Given information:

───

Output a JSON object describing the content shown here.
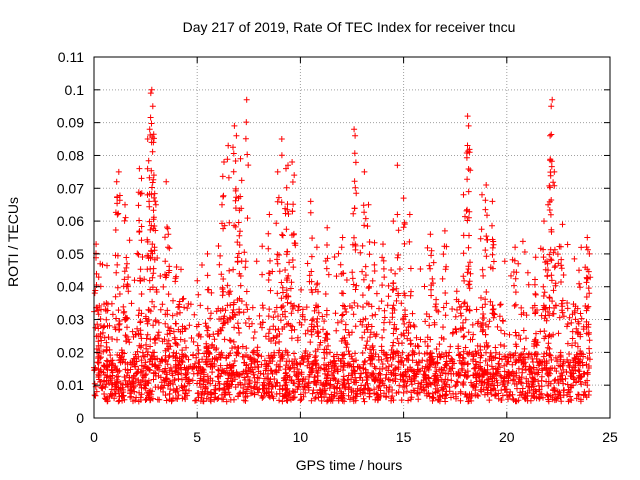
{
  "chart_data": {
    "type": "scatter",
    "title": "Day 217 of 2019, Rate Of TEC Index for receiver tncu",
    "xlabel": "GPS time / hours",
    "ylabel": "ROTI / TECUs",
    "xlim": [
      0,
      25
    ],
    "ylim": [
      0,
      0.11
    ],
    "xticks": [
      "0",
      "5",
      "10",
      "15",
      "20",
      "25"
    ],
    "yticks": [
      "0",
      "0.01",
      "0.02",
      "0.03",
      "0.04",
      "0.05",
      "0.06",
      "0.07",
      "0.08",
      "0.09",
      "0.1",
      "0.11"
    ],
    "grid": true,
    "marker": "+",
    "color": "#ff0000",
    "series": [
      {
        "name": "ROTI",
        "x_range": [
          0,
          24
        ],
        "description_points": [
          [
            0.1,
            0.053
          ],
          [
            0.2,
            0.025
          ],
          [
            0.3,
            0.047
          ],
          [
            0.6,
            0.035
          ],
          [
            1.1,
            0.072
          ],
          [
            1.2,
            0.075
          ],
          [
            1.5,
            0.065
          ],
          [
            1.6,
            0.047
          ],
          [
            2.2,
            0.076
          ],
          [
            2.3,
            0.073
          ],
          [
            2.6,
            0.085
          ],
          [
            2.7,
            0.088
          ],
          [
            2.75,
            0.099
          ],
          [
            2.8,
            0.1
          ],
          [
            2.85,
            0.095
          ],
          [
            2.9,
            0.074
          ],
          [
            3.0,
            0.065
          ],
          [
            3.5,
            0.072
          ],
          [
            3.6,
            0.056
          ],
          [
            4.0,
            0.046
          ],
          [
            5.5,
            0.05
          ],
          [
            6.2,
            0.065
          ],
          [
            6.3,
            0.078
          ],
          [
            6.5,
            0.083
          ],
          [
            6.8,
            0.089
          ],
          [
            6.9,
            0.086
          ],
          [
            7.1,
            0.079
          ],
          [
            7.4,
            0.097
          ],
          [
            7.0,
            0.067
          ],
          [
            8.5,
            0.062
          ],
          [
            8.9,
            0.075
          ],
          [
            9.1,
            0.085
          ],
          [
            9.3,
            0.076
          ],
          [
            9.4,
            0.077
          ],
          [
            9.6,
            0.078
          ],
          [
            9.7,
            0.074
          ],
          [
            10.5,
            0.066
          ],
          [
            10.8,
            0.052
          ],
          [
            11.3,
            0.058
          ],
          [
            12.0,
            0.052
          ],
          [
            12.6,
            0.088
          ],
          [
            12.65,
            0.086
          ],
          [
            13.1,
            0.075
          ],
          [
            13.3,
            0.065
          ],
          [
            14.0,
            0.053
          ],
          [
            14.5,
            0.06
          ],
          [
            14.7,
            0.077
          ],
          [
            15.0,
            0.067
          ],
          [
            15.3,
            0.062
          ],
          [
            16.3,
            0.056
          ],
          [
            17.0,
            0.057
          ],
          [
            17.9,
            0.068
          ],
          [
            18.1,
            0.092
          ],
          [
            18.15,
            0.089
          ],
          [
            18.2,
            0.081
          ],
          [
            18.8,
            0.068
          ],
          [
            19.0,
            0.071
          ],
          [
            19.3,
            0.066
          ],
          [
            20.4,
            0.052
          ],
          [
            21.4,
            0.049
          ],
          [
            21.8,
            0.06
          ],
          [
            22.0,
            0.065
          ],
          [
            22.1,
            0.086
          ],
          [
            22.15,
            0.095
          ],
          [
            22.2,
            0.097
          ],
          [
            22.3,
            0.075
          ],
          [
            22.7,
            0.059
          ],
          [
            23.5,
            0.045
          ],
          [
            23.9,
            0.055
          ],
          [
            24.0,
            0.05
          ]
        ],
        "baseline_band": [
          0.005,
          0.02
        ]
      }
    ]
  }
}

───

Short problem: Repeat the records above exactly, omitting every picture.

The completed task:
Output a JSON object describing the content shown here.
{
  "chart_data": {
    "type": "scatter",
    "title": "Day 217 of 2019, Rate Of TEC Index for receiver tncu",
    "xlabel": "GPS time / hours",
    "ylabel": "ROTI / TECUs",
    "xlim": [
      0,
      25
    ],
    "ylim": [
      0,
      0.11
    ],
    "xticks": [
      "0",
      "5",
      "10",
      "15",
      "20",
      "25"
    ],
    "yticks": [
      "0",
      "0.01",
      "0.02",
      "0.03",
      "0.04",
      "0.05",
      "0.06",
      "0.07",
      "0.08",
      "0.09",
      "0.1",
      "0.11"
    ],
    "grid": true,
    "marker": "+",
    "color": "#ff0000",
    "series": [
      {
        "name": "ROTI",
        "x_range": [
          0,
          24
        ],
        "description_points": [
          [
            0.1,
            0.053
          ],
          [
            0.2,
            0.025
          ],
          [
            0.3,
            0.047
          ],
          [
            0.6,
            0.035
          ],
          [
            1.1,
            0.072
          ],
          [
            1.2,
            0.075
          ],
          [
            1.5,
            0.065
          ],
          [
            1.6,
            0.047
          ],
          [
            2.2,
            0.076
          ],
          [
            2.3,
            0.073
          ],
          [
            2.6,
            0.085
          ],
          [
            2.7,
            0.088
          ],
          [
            2.75,
            0.099
          ],
          [
            2.8,
            0.1
          ],
          [
            2.85,
            0.095
          ],
          [
            2.9,
            0.074
          ],
          [
            3.0,
            0.065
          ],
          [
            3.5,
            0.072
          ],
          [
            3.6,
            0.056
          ],
          [
            4.0,
            0.046
          ],
          [
            5.5,
            0.05
          ],
          [
            6.2,
            0.065
          ],
          [
            6.3,
            0.078
          ],
          [
            6.5,
            0.083
          ],
          [
            6.8,
            0.089
          ],
          [
            6.9,
            0.086
          ],
          [
            7.1,
            0.079
          ],
          [
            7.4,
            0.097
          ],
          [
            7.0,
            0.067
          ],
          [
            8.5,
            0.062
          ],
          [
            8.9,
            0.075
          ],
          [
            9.1,
            0.085
          ],
          [
            9.3,
            0.076
          ],
          [
            9.4,
            0.077
          ],
          [
            9.6,
            0.078
          ],
          [
            9.7,
            0.074
          ],
          [
            10.5,
            0.066
          ],
          [
            10.8,
            0.052
          ],
          [
            11.3,
            0.058
          ],
          [
            12.0,
            0.052
          ],
          [
            12.6,
            0.088
          ],
          [
            12.65,
            0.086
          ],
          [
            13.1,
            0.075
          ],
          [
            13.3,
            0.065
          ],
          [
            14.0,
            0.053
          ],
          [
            14.5,
            0.06
          ],
          [
            14.7,
            0.077
          ],
          [
            15.0,
            0.067
          ],
          [
            15.3,
            0.062
          ],
          [
            16.3,
            0.056
          ],
          [
            17.0,
            0.057
          ],
          [
            17.9,
            0.068
          ],
          [
            18.1,
            0.092
          ],
          [
            18.15,
            0.089
          ],
          [
            18.2,
            0.081
          ],
          [
            18.8,
            0.068
          ],
          [
            19.0,
            0.071
          ],
          [
            19.3,
            0.066
          ],
          [
            20.4,
            0.052
          ],
          [
            21.4,
            0.049
          ],
          [
            21.8,
            0.06
          ],
          [
            22.0,
            0.065
          ],
          [
            22.1,
            0.086
          ],
          [
            22.15,
            0.095
          ],
          [
            22.2,
            0.097
          ],
          [
            22.3,
            0.075
          ],
          [
            22.7,
            0.059
          ],
          [
            23.5,
            0.045
          ],
          [
            23.9,
            0.055
          ],
          [
            24.0,
            0.05
          ]
        ],
        "baseline_band": [
          0.005,
          0.02
        ]
      }
    ]
  }
}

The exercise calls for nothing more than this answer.